▶ _To be done_
Every line of the material below should be repeated exactly.

Saved data entries:
<<<<
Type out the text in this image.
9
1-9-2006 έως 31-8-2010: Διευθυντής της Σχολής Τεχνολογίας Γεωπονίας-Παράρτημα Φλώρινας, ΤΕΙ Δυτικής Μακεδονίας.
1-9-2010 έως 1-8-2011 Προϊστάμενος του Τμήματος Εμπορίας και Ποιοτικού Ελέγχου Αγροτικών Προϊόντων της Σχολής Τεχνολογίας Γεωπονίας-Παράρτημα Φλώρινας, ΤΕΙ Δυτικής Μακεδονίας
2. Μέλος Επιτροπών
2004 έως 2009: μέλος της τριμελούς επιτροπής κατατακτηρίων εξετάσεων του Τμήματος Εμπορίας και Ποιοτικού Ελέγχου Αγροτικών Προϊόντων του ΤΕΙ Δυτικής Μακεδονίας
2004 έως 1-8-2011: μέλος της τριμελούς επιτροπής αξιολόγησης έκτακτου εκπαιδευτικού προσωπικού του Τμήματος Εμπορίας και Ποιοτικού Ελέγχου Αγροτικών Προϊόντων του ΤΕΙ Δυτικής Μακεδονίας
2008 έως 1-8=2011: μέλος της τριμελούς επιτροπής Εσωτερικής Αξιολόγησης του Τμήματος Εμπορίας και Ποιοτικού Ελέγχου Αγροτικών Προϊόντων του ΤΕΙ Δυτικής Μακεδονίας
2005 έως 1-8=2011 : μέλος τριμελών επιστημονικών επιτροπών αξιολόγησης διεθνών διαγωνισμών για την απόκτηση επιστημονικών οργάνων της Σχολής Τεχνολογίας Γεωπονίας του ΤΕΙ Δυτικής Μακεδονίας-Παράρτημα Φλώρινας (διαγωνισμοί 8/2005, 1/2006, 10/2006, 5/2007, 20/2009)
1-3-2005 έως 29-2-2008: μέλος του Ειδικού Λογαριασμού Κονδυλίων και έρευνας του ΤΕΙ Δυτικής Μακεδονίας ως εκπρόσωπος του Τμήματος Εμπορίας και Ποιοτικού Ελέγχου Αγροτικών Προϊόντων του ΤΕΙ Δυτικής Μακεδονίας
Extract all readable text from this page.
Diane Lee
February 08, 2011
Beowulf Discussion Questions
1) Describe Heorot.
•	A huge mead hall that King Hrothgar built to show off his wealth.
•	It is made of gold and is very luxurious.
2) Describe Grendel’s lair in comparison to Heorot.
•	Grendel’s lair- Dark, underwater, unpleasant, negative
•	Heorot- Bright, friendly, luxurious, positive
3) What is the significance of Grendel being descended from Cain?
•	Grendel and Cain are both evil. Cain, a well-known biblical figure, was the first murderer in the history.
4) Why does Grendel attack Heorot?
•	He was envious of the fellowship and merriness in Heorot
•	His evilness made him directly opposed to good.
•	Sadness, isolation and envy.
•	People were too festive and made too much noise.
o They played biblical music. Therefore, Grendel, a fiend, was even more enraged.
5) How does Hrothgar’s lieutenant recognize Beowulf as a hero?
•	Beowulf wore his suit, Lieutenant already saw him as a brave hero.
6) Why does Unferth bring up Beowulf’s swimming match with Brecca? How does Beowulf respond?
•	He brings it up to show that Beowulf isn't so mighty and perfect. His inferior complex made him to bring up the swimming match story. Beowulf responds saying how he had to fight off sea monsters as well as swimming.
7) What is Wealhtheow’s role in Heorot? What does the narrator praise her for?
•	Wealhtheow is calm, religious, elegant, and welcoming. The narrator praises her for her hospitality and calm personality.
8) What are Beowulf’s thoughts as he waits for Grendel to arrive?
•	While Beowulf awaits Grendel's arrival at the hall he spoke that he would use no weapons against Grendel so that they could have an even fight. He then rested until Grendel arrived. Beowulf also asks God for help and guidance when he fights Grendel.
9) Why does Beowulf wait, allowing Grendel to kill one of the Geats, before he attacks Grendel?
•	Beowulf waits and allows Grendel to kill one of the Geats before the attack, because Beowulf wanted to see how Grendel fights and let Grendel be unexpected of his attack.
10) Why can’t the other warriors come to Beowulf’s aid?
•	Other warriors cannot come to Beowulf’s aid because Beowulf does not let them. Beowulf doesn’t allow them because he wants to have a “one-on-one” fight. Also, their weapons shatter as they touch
>>>>
▶ _Right answer_
Type out the text in this image.
9
1-9-2006 έως 31-8-2010: Διευθυντής της Σχολής Τεχνολογίας Γεωπονίας-Παράρτημα Φλώρινας, ΤΕΙ Δυτικής Μακεδονίας.
1-9-2010 έως 1-8-2011 Προϊστάμενος του Τμήματος Εμπορίας και Ποιοτικού Ελέγχου Αγροτικών Προϊόντων της Σχολής Τεχνολογίας Γεωπονίας-Παράρτημα Φλώρινας, ΤΕΙ Δυτικής Μακεδονίας
2. Μέλος Επιτροπών
2004 έως 2009: μέλος της τριμελούς επιτροπής κατατακτηρίων εξετάσεων του Τμήματος Εμπορίας και Ποιοτικού Ελέγχου Αγροτικών Προϊόντων του ΤΕΙ Δυτικής Μακεδονίας
2004 έως 1-8-2011: μέλος της τριμελούς επιτροπής αξιολόγησης έκτακτου εκπαιδευτικού προσωπικού του Τμήματος Εμπορίας και Ποιοτικού Ελέγχου Αγροτικών Προϊόντων του ΤΕΙ Δυτικής Μακεδονίας
2008 έως 1-8=2011: μέλος της τριμελούς επιτροπής Εσωτερικής Αξιολόγησης του Τμήματος Εμπορίας και Ποιοτικού Ελέγχου Αγροτικών Προϊόντων του ΤΕΙ Δυτικής Μακεδονίας
2005 έως 1-8=2011 : μέλος τριμελών επιστημονικών επιτροπών αξιολόγησης διεθνών διαγωνισμών για την απόκτηση επιστημονικών οργάνων της Σχολής Τεχνολογίας Γεωπονίας του ΤΕΙ Δυτικής Μακεδονίας-Παράρτημα Φλώρινας (διαγωνισμοί 8/2005, 1/2006, 10/2006, 5/2007, 20/2009)
1-3-2005 έως 29-2-2008: μέλος του Ειδικού Λογαριασμού Κονδυλίων και έρευνας του ΤΕΙ Δυτικής Μακεδονίας ως εκπρόσωπος του Τμήματος Εμπορίας και Ποιοτικού Ελέγχου Αγροτικών Προϊόντων του ΤΕΙ Δυτικής Μακεδονίας
Extract all readable text from this page.
Diane Lee
February 08, 2011
Beowulf Discussion Questions
1) Describe Heorot.
•	A huge mead hall that King Hrothgar built to show off his wealth.
•	It is made of gold and is very luxurious.
2) Describe Grendel’s lair in comparison to Heorot.
•	Grendel’s lair- Dark, underwater, unpleasant, negative
•	Heorot- Bright, friendly, luxurious, positive
3) What is the significance of Grendel being descended from Cain?
•	Grendel and Cain are both evil. Cain, a well-known biblical figure, was the first murderer in the history.
4) Why does Grendel attack Heorot?
•	He was envious of the fellowship and merriness in Heorot
•	His evilness made him directly opposed to good.
•	Sadness, isolation and envy.
•	People were too festive and made too much noise.
o They played biblical music. Therefore, Grendel, a fiend, was even more enraged.
5) How does Hrothgar’s lieutenant recognize Beowulf as a hero?
•	Beowulf wore his suit, Lieutenant already saw him as a brave hero.
6) Why does Unferth bring up Beowulf’s swimming match with Brecca? How does Beowulf respond?
•	He brings it up to show that Beowulf isn't so mighty and perfect. His inferior complex made him to bring up the swimming match story. Beowulf responds saying how he had to fight off sea monsters as well as swimming.
7) What is Wealhtheow’s role in Heorot? What does the narrator praise her for?
•	Wealhtheow is calm, religious, elegant, and welcoming. The narrator praises her for her hospitality and calm personality.
8) What are Beowulf’s thoughts as he waits for Grendel to arrive?
•	While Beowulf awaits Grendel's arrival at the hall he spoke that he would use no weapons against Grendel so that they could have an even fight. He then rested until Grendel arrived. Beowulf also asks God for help and guidance when he fights Grendel.
9) Why does Beowulf wait, allowing Grendel to kill one of the Geats, before he attacks Grendel?
•	Beowulf waits and allows Grendel to kill one of the Geats before the attack, because Beowulf wanted to see how Grendel fights and let Grendel be unexpected of his attack.
10) Why can’t the other warriors come to Beowulf’s aid?
•	Other warriors cannot come to Beowulf’s aid because Beowulf does not let them. Beowulf doesn’t allow them because he wants to have a “one-on-one” fight. Also, their weapons shatter as they touch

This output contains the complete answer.